*Written exercise*
Return the entries below verbatim. Pictures stay out.

** Begin Exercise materials **

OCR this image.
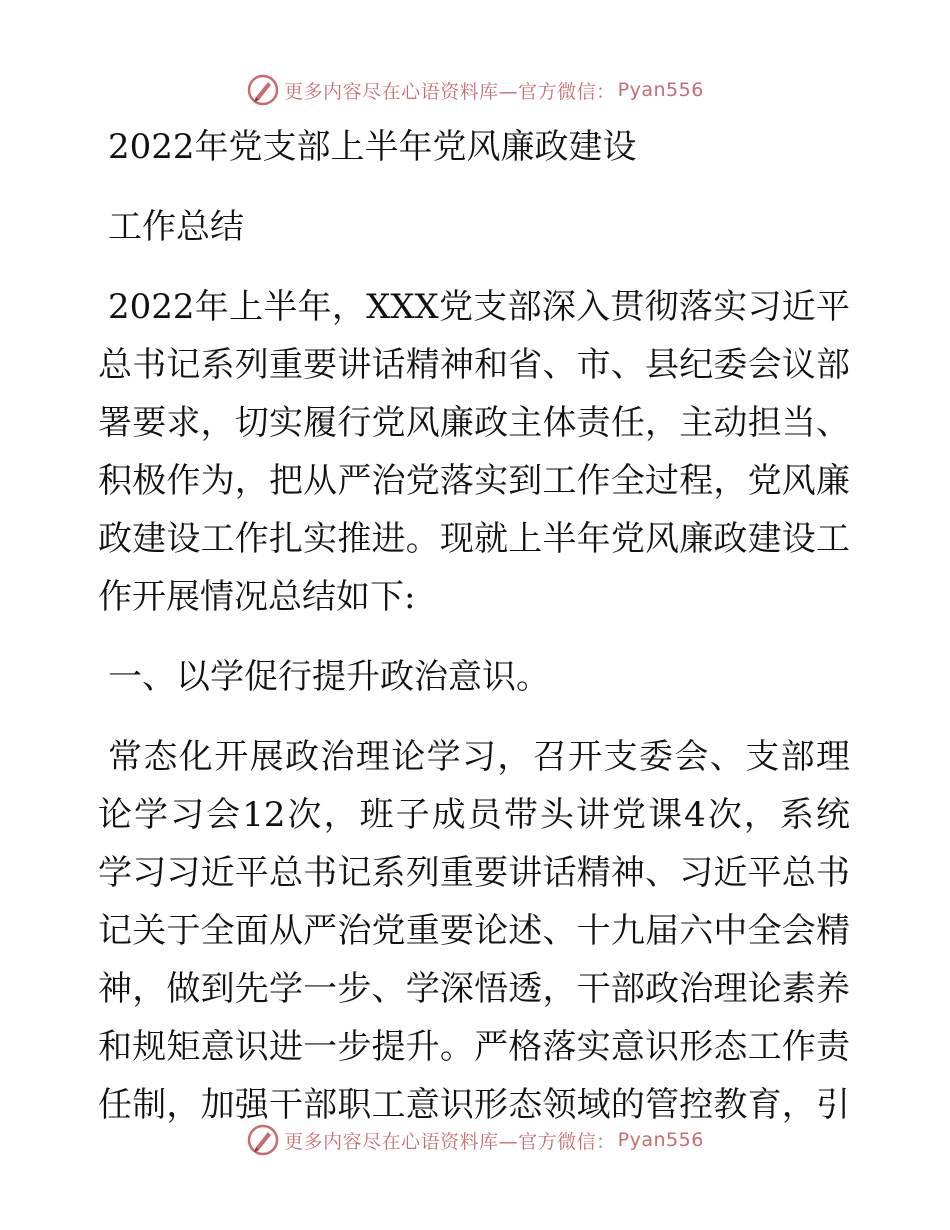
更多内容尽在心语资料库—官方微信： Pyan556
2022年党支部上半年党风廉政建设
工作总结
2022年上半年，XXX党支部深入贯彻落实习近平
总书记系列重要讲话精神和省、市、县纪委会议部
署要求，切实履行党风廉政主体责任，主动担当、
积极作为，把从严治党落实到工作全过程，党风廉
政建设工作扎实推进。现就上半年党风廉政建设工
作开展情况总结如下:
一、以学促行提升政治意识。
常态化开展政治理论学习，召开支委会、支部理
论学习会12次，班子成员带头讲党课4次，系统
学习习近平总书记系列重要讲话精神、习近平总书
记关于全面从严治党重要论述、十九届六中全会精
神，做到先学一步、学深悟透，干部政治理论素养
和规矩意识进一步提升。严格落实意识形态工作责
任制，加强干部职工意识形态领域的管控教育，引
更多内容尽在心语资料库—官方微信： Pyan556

** End Exercise materials **

*Task output*
OCR this image.
更多内容尽在心语资料库—官方微信： Pyan556
2022年党支部上半年党风廉政建设
工作总结
2022年上半年，XXX党支部深入贯彻落实习近平
总书记系列重要讲话精神和省、市、县纪委会议部
署要求，切实履行党风廉政主体责任，主动担当、
积极作为，把从严治党落实到工作全过程，党风廉
政建设工作扎实推进。现就上半年党风廉政建设工
作开展情况总结如下:
一、以学促行提升政治意识。
常态化开展政治理论学习，召开支委会、支部理
论学习会12次，班子成员带头讲党课4次，系统
学习习近平总书记系列重要讲话精神、习近平总书
记关于全面从严治党重要论述、十九届六中全会精
神，做到先学一步、学深悟透，干部政治理论素养
和规矩意识进一步提升。严格落实意识形态工作责
任制，加强干部职工意识形态领域的管控教育，引
更多内容尽在心语资料库—官方微信： Pyan556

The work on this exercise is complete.